## EXERCISE OBJECTIVE:
Arrange every line of the material that follows as a JSON list of strings, one string per line, omitting any blank lines. Leave the pictures out of the answer.

[Stored items from a collection]
__________________________________________________

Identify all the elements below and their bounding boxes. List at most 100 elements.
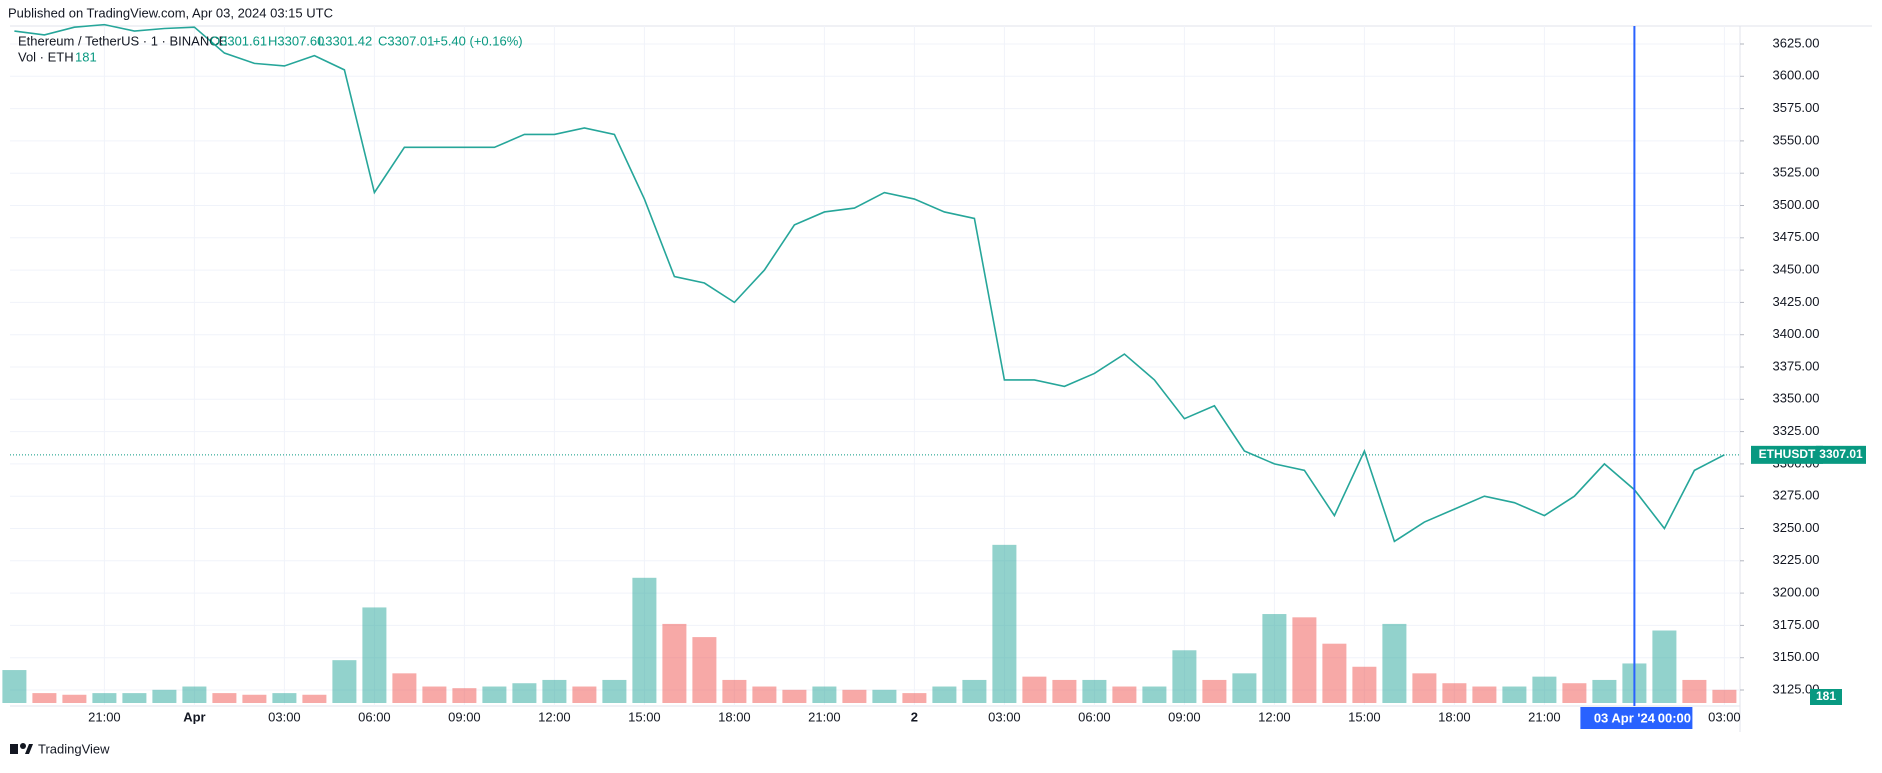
y-tick-label: 3275.00	[1773, 488, 1820, 503]
volume-bar	[212, 693, 237, 703]
volume-bar	[1442, 683, 1467, 703]
volume-bar	[242, 694, 267, 703]
y-tick-label: 3375.00	[1773, 358, 1820, 373]
legend-symbol: Ethereum / TetherUS · 1 · BINANCE	[18, 33, 228, 48]
volume-bar	[1322, 643, 1347, 703]
y-tick-label: 3500.00	[1773, 197, 1820, 212]
legend-close: C3307.01	[378, 33, 434, 48]
volume-bar	[1262, 614, 1287, 703]
last-price-name: ETHUSDT	[1759, 447, 1816, 461]
last-price-name-box	[1751, 445, 1823, 464]
crosshair-date: 03 Apr '24	[1594, 710, 1656, 725]
x-tick-label: 06:00	[1078, 709, 1111, 724]
volume-bar	[2, 670, 27, 703]
crosshair-box	[1580, 707, 1693, 729]
volume-bar	[1052, 679, 1077, 703]
volume-bar	[1082, 679, 1107, 703]
volume-value-box	[1810, 689, 1842, 705]
y-tick-label: 3125.00	[1773, 681, 1820, 696]
legend-volume-name: Vol · ETH	[18, 49, 74, 64]
y-tick-label: 3525.00	[1773, 165, 1820, 180]
volume-bar	[662, 623, 687, 703]
volume-bar	[962, 679, 987, 703]
logo	[10, 743, 33, 754]
volume-bar	[1022, 676, 1047, 703]
volume-bar	[92, 693, 117, 703]
volume-bar	[1712, 689, 1737, 703]
x-tick-label: 09:00	[448, 709, 481, 724]
volume-bar	[692, 637, 717, 703]
x-tick-label: 2	[911, 709, 918, 724]
x-tick-label: 03:00	[1708, 709, 1741, 724]
volume-bar	[1592, 679, 1617, 703]
y-tick-label: 3550.00	[1773, 132, 1820, 147]
last-price-label: 3307.01	[1819, 447, 1863, 461]
y-tick-label: 3250.00	[1773, 520, 1820, 535]
volume-bar	[62, 694, 87, 703]
y-tick-label: 3625.00	[1773, 35, 1820, 50]
y-tick-label: 3200.00	[1773, 585, 1820, 600]
y-tick-label: 3325.00	[1773, 423, 1820, 438]
x-tick-label: Apr	[183, 709, 205, 724]
volume-bar	[542, 679, 567, 703]
volume-bar	[812, 686, 837, 703]
volume-bar	[782, 689, 807, 703]
legend-change: +5.40 (+0.16%)	[433, 33, 523, 48]
legend-open: O3301.61	[210, 33, 267, 48]
volume-bar	[482, 686, 507, 703]
volume-bar	[1652, 630, 1677, 703]
y-tick-label: 3175.00	[1773, 617, 1820, 632]
volume-bar	[1532, 676, 1557, 703]
x-tick-label: 03:00	[268, 709, 301, 724]
volume-bar	[932, 686, 957, 703]
volume-bar	[422, 686, 447, 703]
volume-bar	[272, 693, 297, 703]
volume-bar	[632, 577, 657, 703]
volume-bar	[992, 544, 1017, 703]
y-tick-label: 3350.00	[1773, 391, 1820, 406]
volume-bar	[152, 689, 177, 703]
x-tick-label: 18:00	[718, 709, 751, 724]
legend-low: L3301.42	[318, 33, 372, 48]
crosshair-time: 00:00	[1658, 710, 1691, 725]
volume-bar	[452, 688, 477, 703]
y-tick-label: 3450.00	[1773, 262, 1820, 277]
y-tick-label: 3400.00	[1773, 326, 1820, 341]
volume-bar	[332, 660, 357, 703]
volume-bar	[572, 686, 597, 703]
x-tick-label: 06:00	[358, 709, 391, 724]
volume-bar	[1112, 686, 1137, 703]
volume-bar	[1202, 679, 1227, 703]
volume-bar	[1682, 679, 1707, 703]
y-tick-label: 3225.00	[1773, 552, 1820, 567]
volume-bar	[392, 673, 417, 703]
y-tick-label: 3425.00	[1773, 294, 1820, 309]
volume-bar	[1292, 617, 1317, 703]
legend-volume-value: 181	[75, 49, 97, 64]
volume-bar	[512, 683, 537, 703]
volume-bar	[1232, 673, 1257, 703]
volume-bar	[32, 693, 57, 703]
last-price-box	[1816, 445, 1866, 464]
x-tick-label: 15:00	[1348, 709, 1381, 724]
volume-bar	[1562, 683, 1587, 703]
volume-bar	[872, 689, 897, 703]
volume-bar	[1352, 666, 1377, 703]
published-note: Published on TradingView.com, Apr 03, 20…	[8, 5, 333, 20]
volume-value-label: 181	[1816, 689, 1836, 703]
volume-bar	[752, 686, 777, 703]
x-tick-label: 18:00	[1438, 709, 1471, 724]
volume-bar	[1412, 673, 1437, 703]
footer-brand: TradingView	[38, 741, 110, 756]
x-tick-label: 21:00	[88, 709, 121, 724]
volume-bar	[182, 686, 207, 703]
x-tick-label: 15:00	[628, 709, 661, 724]
x-tick-label: 21:00	[808, 709, 841, 724]
volume-bar	[1172, 650, 1197, 703]
x-tick-label: 12:00	[1258, 709, 1291, 724]
y-tick-label: 3600.00	[1773, 68, 1820, 83]
volume-bar	[722, 679, 747, 703]
y-tick-label: 3150.00	[1773, 649, 1820, 664]
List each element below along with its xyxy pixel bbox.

__________________________________________________

## FINISHED EXERCISE:
[
  "Identify all the elements below and their bounding boxes. List at most 100 elements.",
  "y-tick-label: 3275.00\t[1773, 488, 1820, 503]",
  "volume-bar\t[212, 693, 237, 703]",
  "volume-bar\t[1442, 683, 1467, 703]",
  "volume-bar\t[242, 694, 267, 703]",
  "y-tick-label: 3375.00\t[1773, 358, 1820, 373]",
  "legend-symbol: Ethereum / TetherUS · 1 · BINANCE\t[18, 33, 228, 48]",
  "volume-bar\t[1322, 643, 1347, 703]",
  "y-tick-label: 3500.00\t[1773, 197, 1820, 212]",
  "legend-close: C3307.01\t[378, 33, 434, 48]",
  "volume-bar\t[1262, 614, 1287, 703]",
  "last-price-name: ETHUSDT\t[1759, 447, 1816, 461]",
  "last-price-name-box\t[1751, 445, 1823, 464]",
  "crosshair-date: 03 Apr '24\t[1594, 710, 1656, 725]",
  "x-tick-label: 06:00\t[1078, 709, 1111, 724]",
  "volume-bar\t[2, 670, 27, 703]",
  "crosshair-box\t[1580, 707, 1693, 729]",
  "volume-bar\t[1052, 679, 1077, 703]",
  "volume-bar\t[1082, 679, 1107, 703]",
  "volume-value-box\t[1810, 689, 1842, 705]",
  "y-tick-label: 3125.00\t[1773, 681, 1820, 696]",
  "legend-volume-name: Vol · ETH\t[18, 49, 74, 64]",
  "y-tick-label: 3525.00\t[1773, 165, 1820, 180]",
  "volume-bar\t[662, 623, 687, 703]",
  "volume-bar\t[962, 679, 987, 703]",
  "logo\t[10, 743, 33, 754]",
  "volume-bar\t[1022, 676, 1047, 703]",
  "volume-bar\t[92, 693, 117, 703]",
  "volume-bar\t[1712, 689, 1737, 703]",
  "x-tick-label: 09:00\t[448, 709, 481, 724]",
  "volume-bar\t[692, 637, 717, 703]",
  "x-tick-label: 2\t[911, 709, 918, 724]",
  "x-tick-label: 03:00\t[1708, 709, 1741, 724]",
  "volume-bar\t[1592, 679, 1617, 703]",
  "y-tick-label: 3550.00\t[1773, 132, 1820, 147]",
  "last-price-label: 3307.01\t[1819, 447, 1863, 461]",
  "y-tick-label: 3250.00\t[1773, 520, 1820, 535]",
  "volume-bar\t[62, 694, 87, 703]",
  "y-tick-label: 3625.00\t[1773, 35, 1820, 50]",
  "y-tick-label: 3200.00\t[1773, 585, 1820, 600]",
  "y-tick-label: 3325.00\t[1773, 423, 1820, 438]",
  "x-tick-label: Apr\t[183, 709, 205, 724]",
  "volume-bar\t[542, 679, 567, 703]",
  "volume-bar\t[812, 686, 837, 703]",
  "volume-bar\t[782, 689, 807, 703]",
  "legend-change: +5.40 (+0.16%)\t[433, 33, 523, 48]",
  "legend-open: O3301.61\t[210, 33, 267, 48]",
  "volume-bar\t[482, 686, 507, 703]",
  "volume-bar\t[1652, 630, 1677, 703]",
  "y-tick-label: 3175.00\t[1773, 617, 1820, 632]",
  "volume-bar\t[1532, 676, 1557, 703]",
  "x-tick-label: 03:00\t[268, 709, 301, 724]",
  "volume-bar\t[932, 686, 957, 703]",
  "volume-bar\t[422, 686, 447, 703]",
  "volume-bar\t[272, 693, 297, 703]",
  "volume-bar\t[632, 577, 657, 703]",
  "volume-bar\t[992, 544, 1017, 703]",
  "y-tick-label: 3350.00\t[1773, 391, 1820, 406]",
  "volume-bar\t[152, 689, 177, 703]",
  "x-tick-label: 18:00\t[718, 709, 751, 724]",
  "legend-low: L3301.42\t[318, 33, 372, 48]",
  "crosshair-time: 00:00\t[1658, 710, 1691, 725]",
  "volume-bar\t[452, 688, 477, 703]",
  "y-tick-label: 3450.00\t[1773, 262, 1820, 277]",
  "y-tick-label: 3400.00\t[1773, 326, 1820, 341]",
  "volume-bar\t[332, 660, 357, 703]",
  "volume-bar\t[572, 686, 597, 703]",
  "x-tick-label: 06:00\t[358, 709, 391, 724]",
  "volume-bar\t[1112, 686, 1137, 703]",
  "volume-bar\t[1202, 679, 1227, 703]",
  "volume-bar\t[1682, 679, 1707, 703]",
  "y-tick-label: 3225.00\t[1773, 552, 1820, 567]",
  "volume-bar\t[392, 673, 417, 703]",
  "y-tick-label: 3425.00\t[1773, 294, 1820, 309]",
  "volume-bar\t[1292, 617, 1317, 703]",
  "legend-volume-value: 181\t[75, 49, 97, 64]",
  "volume-bar\t[512, 683, 537, 703]",
  "volume-bar\t[1232, 673, 1257, 703]",
  "volume-bar\t[32, 693, 57, 703]",
  "last-price-box\t[1816, 445, 1866, 464]",
  "x-tick-label: 15:00\t[1348, 709, 1381, 724]",
  "volume-bar\t[1562, 683, 1587, 703]",
  "volume-bar\t[872, 689, 897, 703]",
  "volume-bar\t[1352, 666, 1377, 703]",
  "published-note: Published on TradingView.com, Apr 03, 20…\t[8, 5, 333, 20]",
  "volume-value-label: 181\t[1816, 689, 1836, 703]",
  "volume-bar\t[752, 686, 777, 703]",
  "x-tick-label: 18:00\t[1438, 709, 1471, 724]",
  "volume-bar\t[1412, 673, 1437, 703]",
  "footer-brand: TradingView\t[38, 741, 110, 756]",
  "x-tick-label: 21:00\t[88, 709, 121, 724]",
  "volume-bar\t[182, 686, 207, 703]",
  "x-tick-label: 15:00\t[628, 709, 661, 724]",
  "x-tick-label: 21:00\t[808, 709, 841, 724]",
  "volume-bar\t[1172, 650, 1197, 703]",
  "x-tick-label: 12:00\t[1258, 709, 1291, 724]",
  "y-tick-label: 3600.00\t[1773, 68, 1820, 83]",
  "volume-bar\t[722, 679, 747, 703]",
  "y-tick-label: 3150.00\t[1773, 649, 1820, 664]",
  "List each element below along with its xyxy pixel bbox."
]